■ Prompt
Reproduce these lines with every occurrence of "bounding box" replaced by "enclosing rectangle" and everything else unchanged. Leave the pictures out of the output.

— Start Record list —

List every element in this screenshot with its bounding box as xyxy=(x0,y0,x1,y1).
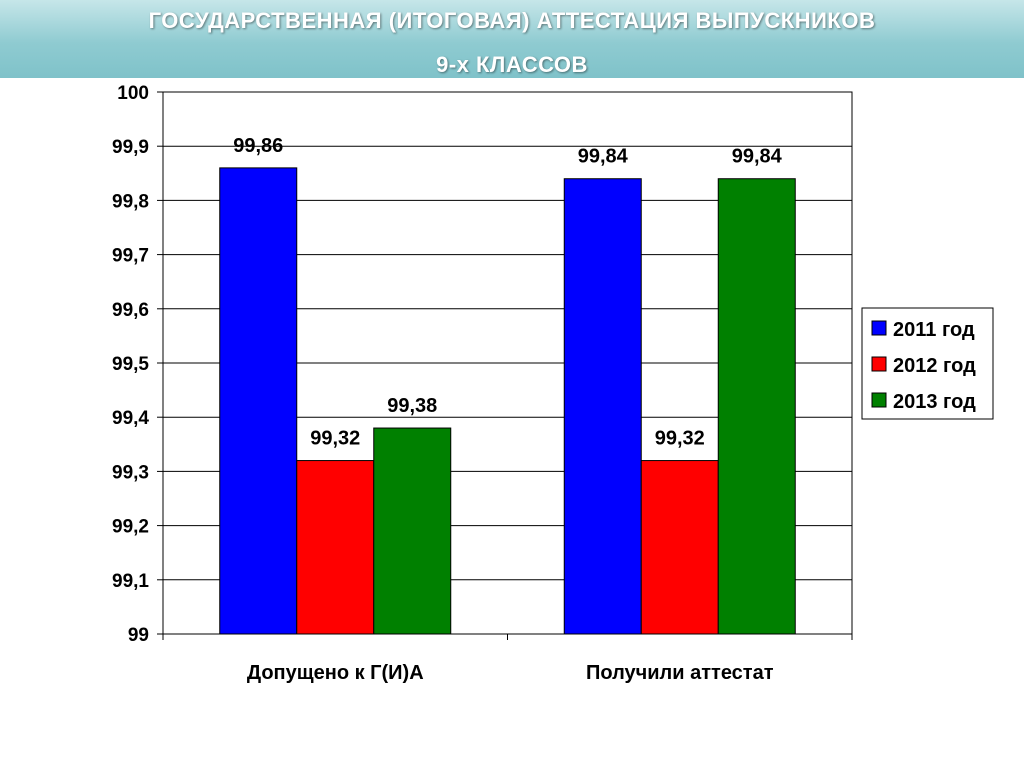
y-tick-label-4: 99,4 xyxy=(112,408,149,429)
y-tick-label-6: 99,6 xyxy=(112,300,149,321)
slide-title-line1: ГОСУДАРСТВЕННАЯ (ИТОГОВАЯ) АТТЕСТАЦИЯ ВЫ… xyxy=(148,8,876,33)
bar-3-2 xyxy=(717,178,796,635)
y-tick-label-10: 100 xyxy=(117,83,149,104)
data-label-3-1: 99,38 xyxy=(387,395,437,417)
data-label-1-2: 99,84 xyxy=(578,146,629,168)
y-tick-label-9: 99,9 xyxy=(112,137,149,158)
bar-1-2 xyxy=(563,178,642,635)
category-label-1: Допущено к Г(И)А xyxy=(247,662,424,684)
data-label-1-1: 99,86 xyxy=(233,135,283,157)
bar-2-1 xyxy=(296,460,375,635)
legend-swatch-1 xyxy=(871,320,887,336)
y-tick-label-8: 99,8 xyxy=(112,191,149,212)
bar-3-1 xyxy=(373,427,452,635)
bar-1-1 xyxy=(219,167,298,635)
legend-swatch-3 xyxy=(871,392,887,408)
data-label-3-2: 99,84 xyxy=(732,146,783,168)
slide-title-line2: 9-х КЛАССОВ xyxy=(436,52,588,77)
legend-label-2: 2012 год xyxy=(893,355,976,377)
slide-header: ГОСУДАРСТВЕННАЯ (ИТОГОВАЯ) АТТЕСТАЦИЯ ВЫ… xyxy=(0,0,1024,78)
category-label-2: Получили аттестат xyxy=(586,662,774,684)
y-tick-label-0: 99 xyxy=(128,625,149,646)
y-tick-label-2: 99,2 xyxy=(112,517,149,538)
y-tick-label-1: 99,1 xyxy=(112,571,149,592)
legend-label-1: 2011 год xyxy=(893,319,975,341)
legend-label-3: 2013 год xyxy=(893,391,976,413)
legend-swatch-2 xyxy=(871,356,887,372)
bar-2-2 xyxy=(640,460,719,635)
y-tick-label-7: 99,7 xyxy=(112,246,149,267)
data-label-2-2: 99,32 xyxy=(655,428,705,450)
y-tick-label-3: 99,3 xyxy=(112,462,149,483)
data-label-2-1: 99,32 xyxy=(310,428,360,450)
y-tick-label-5: 99,5 xyxy=(112,354,149,375)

— End Record list —

■ Exercise solution
List every element in this screenshot with its enclosing rectangle as xyxy=(x0,y0,x1,y1).
y-tick-label-4: 99,4 xyxy=(112,408,149,429)
y-tick-label-6: 99,6 xyxy=(112,300,149,321)
slide-title-line1: ГОСУДАРСТВЕННАЯ (ИТОГОВАЯ) АТТЕСТАЦИЯ ВЫ… xyxy=(148,8,876,33)
bar-3-2 xyxy=(717,178,796,635)
y-tick-label-10: 100 xyxy=(117,83,149,104)
data-label-3-1: 99,38 xyxy=(387,395,437,417)
data-label-1-2: 99,84 xyxy=(578,146,629,168)
y-tick-label-9: 99,9 xyxy=(112,137,149,158)
bar-1-2 xyxy=(563,178,642,635)
category-label-1: Допущено к Г(И)А xyxy=(247,662,424,684)
data-label-1-1: 99,86 xyxy=(233,135,283,157)
bar-2-1 xyxy=(296,460,375,635)
legend-swatch-1 xyxy=(871,320,887,336)
y-tick-label-8: 99,8 xyxy=(112,191,149,212)
bar-3-1 xyxy=(373,427,452,635)
bar-1-1 xyxy=(219,167,298,635)
legend-swatch-3 xyxy=(871,392,887,408)
data-label-3-2: 99,84 xyxy=(732,146,783,168)
slide-title-line2: 9-х КЛАССОВ xyxy=(436,52,588,77)
legend-label-2: 2012 год xyxy=(893,355,976,377)
slide-header: ГОСУДАРСТВЕННАЯ (ИТОГОВАЯ) АТТЕСТАЦИЯ ВЫ… xyxy=(0,0,1024,78)
category-label-2: Получили аттестат xyxy=(586,662,774,684)
y-tick-label-0: 99 xyxy=(128,625,149,646)
y-tick-label-2: 99,2 xyxy=(112,517,149,538)
y-tick-label-1: 99,1 xyxy=(112,571,149,592)
legend-label-1: 2011 год xyxy=(893,319,975,341)
legend-label-3: 2013 год xyxy=(893,391,976,413)
legend-swatch-2 xyxy=(871,356,887,372)
bar-2-2 xyxy=(640,460,719,635)
y-tick-label-7: 99,7 xyxy=(112,246,149,267)
data-label-2-2: 99,32 xyxy=(655,428,705,450)
y-tick-label-3: 99,3 xyxy=(112,462,149,483)
data-label-2-1: 99,32 xyxy=(310,428,360,450)
y-tick-label-5: 99,5 xyxy=(112,354,149,375)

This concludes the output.